• Do this: Quote the records that follow in full and exactly; leave out the pictures.

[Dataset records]
--- start ---

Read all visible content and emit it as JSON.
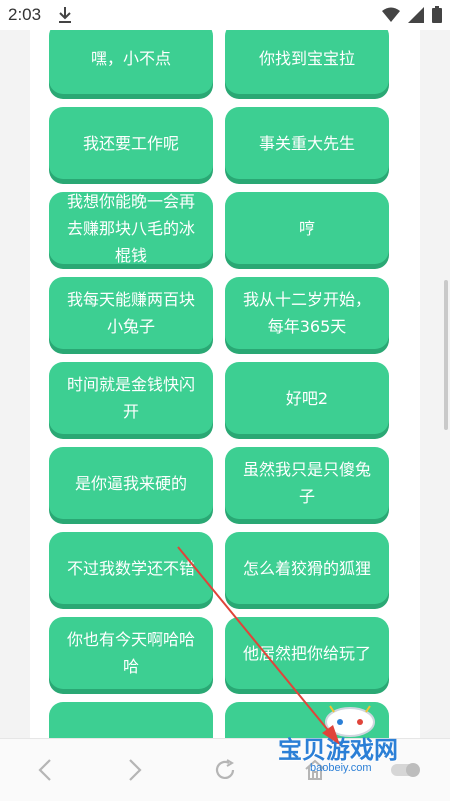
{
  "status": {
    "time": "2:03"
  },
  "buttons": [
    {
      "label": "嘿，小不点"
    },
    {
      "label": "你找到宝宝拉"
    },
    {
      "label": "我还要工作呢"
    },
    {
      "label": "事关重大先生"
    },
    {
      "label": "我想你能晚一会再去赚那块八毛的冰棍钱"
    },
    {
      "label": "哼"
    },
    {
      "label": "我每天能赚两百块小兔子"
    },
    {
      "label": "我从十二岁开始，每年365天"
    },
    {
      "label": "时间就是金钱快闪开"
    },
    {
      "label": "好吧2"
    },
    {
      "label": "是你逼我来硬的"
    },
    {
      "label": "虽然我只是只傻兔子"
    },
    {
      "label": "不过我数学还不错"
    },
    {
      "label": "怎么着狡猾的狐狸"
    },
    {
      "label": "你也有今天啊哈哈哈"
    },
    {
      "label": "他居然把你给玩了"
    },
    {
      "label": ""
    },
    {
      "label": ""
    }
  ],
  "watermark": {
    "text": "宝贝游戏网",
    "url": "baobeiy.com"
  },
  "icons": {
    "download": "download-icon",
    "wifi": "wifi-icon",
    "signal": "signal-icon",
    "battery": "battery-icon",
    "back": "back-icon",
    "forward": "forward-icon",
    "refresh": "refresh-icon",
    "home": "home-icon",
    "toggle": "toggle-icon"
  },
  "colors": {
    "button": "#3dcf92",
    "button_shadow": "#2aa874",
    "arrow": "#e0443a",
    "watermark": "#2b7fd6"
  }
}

--- end ---

• Solved problem:
Read all visible content and emit it as JSON.
{
  "status": {
    "time": "2:03"
  },
  "buttons": [
    {
      "label": "嘿，小不点"
    },
    {
      "label": "你找到宝宝拉"
    },
    {
      "label": "我还要工作呢"
    },
    {
      "label": "事关重大先生"
    },
    {
      "label": "我想你能晚一会再去赚那块八毛的冰棍钱"
    },
    {
      "label": "哼"
    },
    {
      "label": "我每天能赚两百块小兔子"
    },
    {
      "label": "我从十二岁开始，每年365天"
    },
    {
      "label": "时间就是金钱快闪开"
    },
    {
      "label": "好吧2"
    },
    {
      "label": "是你逼我来硬的"
    },
    {
      "label": "虽然我只是只傻兔子"
    },
    {
      "label": "不过我数学还不错"
    },
    {
      "label": "怎么着狡猾的狐狸"
    },
    {
      "label": "你也有今天啊哈哈哈"
    },
    {
      "label": "他居然把你给玩了"
    },
    {
      "label": ""
    },
    {
      "label": ""
    }
  ],
  "watermark": {
    "text": "宝贝游戏网",
    "url": "baobeiy.com"
  },
  "icons": {
    "download": "download-icon",
    "wifi": "wifi-icon",
    "signal": "signal-icon",
    "battery": "battery-icon",
    "back": "back-icon",
    "forward": "forward-icon",
    "refresh": "refresh-icon",
    "home": "home-icon",
    "toggle": "toggle-icon"
  },
  "colors": {
    "button": "#3dcf92",
    "button_shadow": "#2aa874",
    "arrow": "#e0443a",
    "watermark": "#2b7fd6"
  }
}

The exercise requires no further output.